Your goal: Sort through the entries below and pull out lines containing the word "trabajos".

* * * * * * * * *

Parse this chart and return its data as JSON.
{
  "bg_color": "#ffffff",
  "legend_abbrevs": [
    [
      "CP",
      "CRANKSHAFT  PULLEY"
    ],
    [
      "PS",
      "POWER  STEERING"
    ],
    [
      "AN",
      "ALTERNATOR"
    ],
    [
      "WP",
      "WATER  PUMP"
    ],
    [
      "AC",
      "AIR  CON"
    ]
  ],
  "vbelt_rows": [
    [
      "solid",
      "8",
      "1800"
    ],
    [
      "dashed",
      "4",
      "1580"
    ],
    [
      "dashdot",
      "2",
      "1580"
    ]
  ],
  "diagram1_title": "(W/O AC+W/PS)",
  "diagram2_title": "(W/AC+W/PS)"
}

* * * * * * * * *

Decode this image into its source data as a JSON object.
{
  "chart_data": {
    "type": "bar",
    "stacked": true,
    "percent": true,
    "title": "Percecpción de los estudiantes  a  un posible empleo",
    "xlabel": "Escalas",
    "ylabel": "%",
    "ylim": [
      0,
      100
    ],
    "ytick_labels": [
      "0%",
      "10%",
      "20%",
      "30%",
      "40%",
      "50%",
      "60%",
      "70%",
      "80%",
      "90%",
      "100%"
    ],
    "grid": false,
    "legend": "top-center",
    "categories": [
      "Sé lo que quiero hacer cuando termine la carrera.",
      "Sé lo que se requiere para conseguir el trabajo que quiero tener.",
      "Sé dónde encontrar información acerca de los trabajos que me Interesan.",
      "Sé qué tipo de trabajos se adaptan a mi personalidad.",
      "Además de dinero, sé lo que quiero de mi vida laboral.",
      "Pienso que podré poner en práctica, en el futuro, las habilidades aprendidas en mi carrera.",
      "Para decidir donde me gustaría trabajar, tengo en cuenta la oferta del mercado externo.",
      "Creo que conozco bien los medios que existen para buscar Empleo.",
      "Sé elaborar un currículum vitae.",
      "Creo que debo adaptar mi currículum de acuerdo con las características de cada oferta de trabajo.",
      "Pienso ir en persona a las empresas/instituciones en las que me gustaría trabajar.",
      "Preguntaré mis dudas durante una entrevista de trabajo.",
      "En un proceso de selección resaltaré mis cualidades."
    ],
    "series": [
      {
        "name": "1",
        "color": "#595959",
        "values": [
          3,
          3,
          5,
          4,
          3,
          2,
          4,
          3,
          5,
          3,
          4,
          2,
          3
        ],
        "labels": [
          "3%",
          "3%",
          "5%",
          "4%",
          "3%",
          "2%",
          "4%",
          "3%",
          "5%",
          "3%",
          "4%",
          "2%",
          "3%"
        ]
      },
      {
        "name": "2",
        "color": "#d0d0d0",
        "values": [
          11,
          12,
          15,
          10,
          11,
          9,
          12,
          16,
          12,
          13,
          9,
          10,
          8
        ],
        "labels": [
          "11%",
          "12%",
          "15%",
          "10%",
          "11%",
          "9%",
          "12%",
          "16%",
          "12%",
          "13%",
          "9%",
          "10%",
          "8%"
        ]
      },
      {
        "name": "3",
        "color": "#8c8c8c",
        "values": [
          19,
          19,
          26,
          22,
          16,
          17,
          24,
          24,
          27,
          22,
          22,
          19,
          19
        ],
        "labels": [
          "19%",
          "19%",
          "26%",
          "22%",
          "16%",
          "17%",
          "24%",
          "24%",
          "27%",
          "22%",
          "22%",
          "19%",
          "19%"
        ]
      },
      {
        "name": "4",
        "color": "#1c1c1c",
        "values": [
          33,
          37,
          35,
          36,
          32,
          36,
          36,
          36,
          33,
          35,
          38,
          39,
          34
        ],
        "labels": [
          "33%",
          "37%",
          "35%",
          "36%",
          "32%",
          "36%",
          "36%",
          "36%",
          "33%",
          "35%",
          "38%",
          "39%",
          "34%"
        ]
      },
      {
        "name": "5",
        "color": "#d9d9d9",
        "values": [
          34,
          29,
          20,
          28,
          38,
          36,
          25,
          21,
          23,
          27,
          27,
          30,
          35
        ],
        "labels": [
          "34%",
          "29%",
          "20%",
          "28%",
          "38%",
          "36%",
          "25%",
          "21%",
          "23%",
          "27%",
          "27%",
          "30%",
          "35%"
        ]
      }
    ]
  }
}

* * * * * * * * *

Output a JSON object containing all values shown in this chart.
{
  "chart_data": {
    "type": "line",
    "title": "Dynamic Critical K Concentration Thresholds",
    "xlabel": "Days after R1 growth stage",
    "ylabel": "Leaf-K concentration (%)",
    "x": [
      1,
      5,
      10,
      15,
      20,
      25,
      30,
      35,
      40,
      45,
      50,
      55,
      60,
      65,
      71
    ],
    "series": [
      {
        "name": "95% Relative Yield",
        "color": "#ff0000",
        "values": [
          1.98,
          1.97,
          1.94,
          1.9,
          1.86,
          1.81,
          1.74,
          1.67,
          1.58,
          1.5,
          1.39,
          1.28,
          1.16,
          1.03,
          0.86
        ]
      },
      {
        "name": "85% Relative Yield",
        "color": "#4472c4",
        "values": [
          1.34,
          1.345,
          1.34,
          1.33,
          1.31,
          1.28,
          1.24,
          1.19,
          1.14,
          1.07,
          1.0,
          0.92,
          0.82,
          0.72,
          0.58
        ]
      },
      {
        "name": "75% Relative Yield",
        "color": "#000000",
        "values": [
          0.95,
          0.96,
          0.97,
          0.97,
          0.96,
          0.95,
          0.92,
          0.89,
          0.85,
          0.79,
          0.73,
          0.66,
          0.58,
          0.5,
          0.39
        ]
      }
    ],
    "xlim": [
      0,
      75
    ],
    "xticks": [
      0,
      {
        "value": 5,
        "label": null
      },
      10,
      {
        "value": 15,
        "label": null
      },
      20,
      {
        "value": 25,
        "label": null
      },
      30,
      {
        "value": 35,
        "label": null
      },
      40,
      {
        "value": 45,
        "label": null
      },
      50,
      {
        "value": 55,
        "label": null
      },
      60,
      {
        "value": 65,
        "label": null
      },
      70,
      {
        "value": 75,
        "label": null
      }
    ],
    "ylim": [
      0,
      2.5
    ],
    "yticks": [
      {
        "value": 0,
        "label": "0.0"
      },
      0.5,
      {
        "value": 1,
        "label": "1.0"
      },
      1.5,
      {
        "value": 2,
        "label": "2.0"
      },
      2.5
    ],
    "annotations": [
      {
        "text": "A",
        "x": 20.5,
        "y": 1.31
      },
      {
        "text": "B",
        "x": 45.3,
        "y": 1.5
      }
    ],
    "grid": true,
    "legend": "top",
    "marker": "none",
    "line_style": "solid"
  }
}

* * * * * * * * *

Expected output:
      "Sé dónde encontrar información acerca de los trabajos que me Interesan.",
      "Sé qué tipo de trabajos se adaptan a mi personalidad.",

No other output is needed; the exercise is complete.